» Exercise description:
Exclude the pictures, then copy all remaining records exactly.
— START OF Data —
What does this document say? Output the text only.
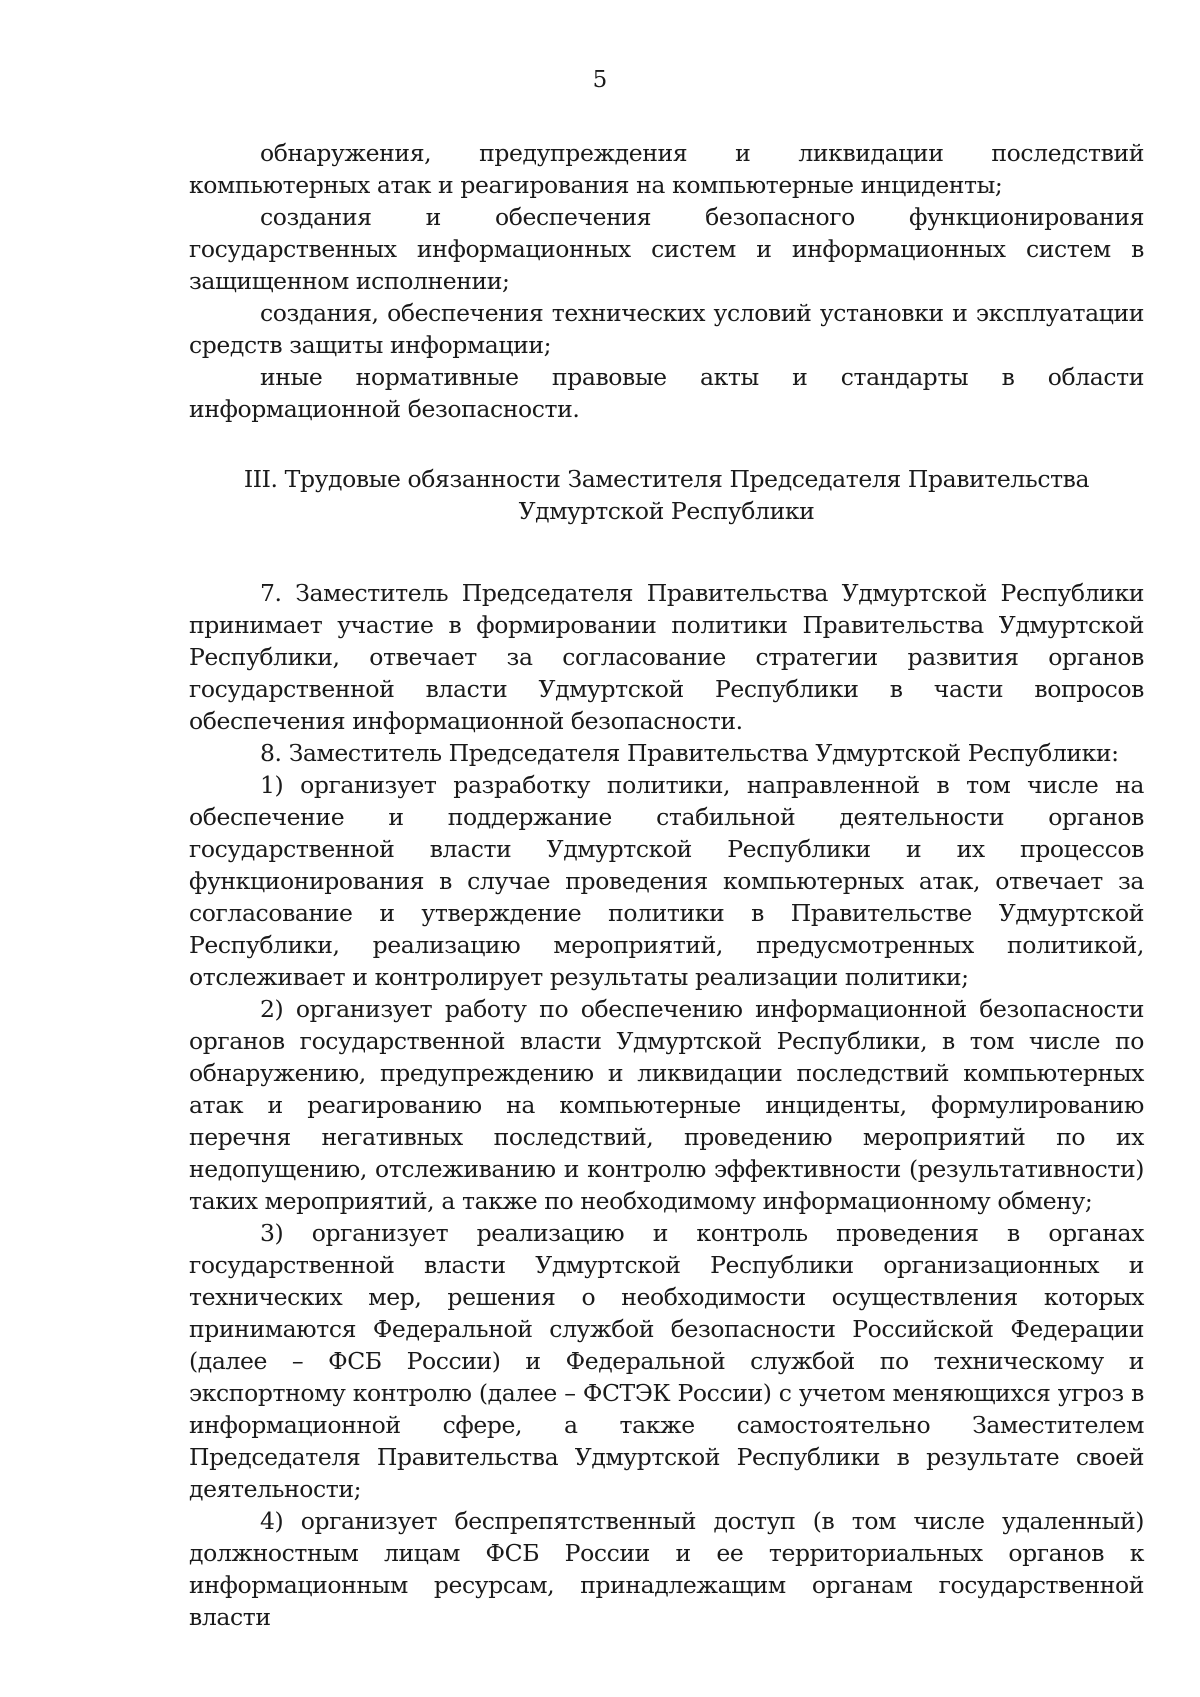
5

обнаружения, предупреждения и ликвидации последствий компьютерных атак и реагирования на компьютерные инциденты;

создания и обеспечения безопасного функционирования государственных информационных систем и информационных систем в защищенном исполнении;

создания, обеспечения технических условий установки и эксплуатации средств защиты информации;

иные нормативные правовые акты и стандарты в области информационной безопасности.

III. Трудовые обязанности Заместителя Председателя Правительства
Удмуртской Республики

7. Заместитель Председателя Правительства Удмуртской Республики принимает участие в формировании политики Правительства Удмуртской Республики, отвечает за согласование стратегии развития органов государственной власти Удмуртской Республики в части вопросов обеспечения информационной безопасности.

8. Заместитель Председателя Правительства Удмуртской Республики:

1) организует разработку политики, направленной в том числе на обеспечение и поддержание стабильной деятельности органов государственной власти Удмуртской Республики и их процессов функционирования в случае проведения компьютерных атак, отвечает за согласование и утверждение политики в Правительстве Удмуртской Республики, реализацию мероприятий, предусмотренных политикой, отслеживает и контролирует результаты реализации политики;

2) организует работу по обеспечению информационной безопасности органов государственной власти Удмуртской Республики, в том числе по обнаружению, предупреждению и ликвидации последствий компьютерных атак и реагированию на компьютерные инциденты, формулированию перечня негативных последствий, проведению мероприятий по их недопущению, отслеживанию и контролю эффективности (результативности) таких мероприятий, а также по необходимому информационному обмену;

3) организует реализацию и контроль проведения в органах государственной власти Удмуртской Республики организационных и технических мер, решения о необходимости осуществления которых принимаются Федеральной службой безопасности Российской Федерации (далее – ФСБ России) и Федеральной службой по техническому и экспортному контролю (далее – ФСТЭК России) с учетом меняющихся угроз в информационной сфере, а также самостоятельно Заместителем Председателя Правительства Удмуртской Республики в результате своей деятельности;

4) организует беспрепятственный доступ (в том числе удаленный) должностным лицам ФСБ России и ее территориальных органов к информационным ресурсам, принадлежащим органам государственной власти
— END OF Data —
» Answer below:
What does this document say? Output the text only.
5

обнаружения, предупреждения и ликвидации последствий компьютерных атак и реагирования на компьютерные инциденты;

создания и обеспечения безопасного функционирования государственных информационных систем и информационных систем в защищенном исполнении;

создания, обеспечения технических условий установки и эксплуатации средств защиты информации;

иные нормативные правовые акты и стандарты в области информационной безопасности.

III. Трудовые обязанности Заместителя Председателя Правительства
Удмуртской Республики

7. Заместитель Председателя Правительства Удмуртской Республики принимает участие в формировании политики Правительства Удмуртской Республики, отвечает за согласование стратегии развития органов государственной власти Удмуртской Республики в части вопросов обеспечения информационной безопасности.

8. Заместитель Председателя Правительства Удмуртской Республики:

1) организует разработку политики, направленной в том числе на обеспечение и поддержание стабильной деятельности органов государственной власти Удмуртской Республики и их процессов функционирования в случае проведения компьютерных атак, отвечает за согласование и утверждение политики в Правительстве Удмуртской Республики, реализацию мероприятий, предусмотренных политикой, отслеживает и контролирует результаты реализации политики;

2) организует работу по обеспечению информационной безопасности органов государственной власти Удмуртской Республики, в том числе по обнаружению, предупреждению и ликвидации последствий компьютерных атак и реагированию на компьютерные инциденты, формулированию перечня негативных последствий, проведению мероприятий по их недопущению, отслеживанию и контролю эффективности (результативности) таких мероприятий, а также по необходимому информационному обмену;

3) организует реализацию и контроль проведения в органах государственной власти Удмуртской Республики организационных и технических мер, решения о необходимости осуществления которых принимаются Федеральной службой безопасности Российской Федерации (далее – ФСБ России) и Федеральной службой по техническому и экспортному контролю (далее – ФСТЭК России) с учетом меняющихся угроз в информационной сфере, а также самостоятельно Заместителем Председателя Правительства Удмуртской Республики в результате своей деятельности;

4) организует беспрепятственный доступ (в том числе удаленный) должностным лицам ФСБ России и ее территориальных органов к информационным ресурсам, принадлежащим органам государственной власти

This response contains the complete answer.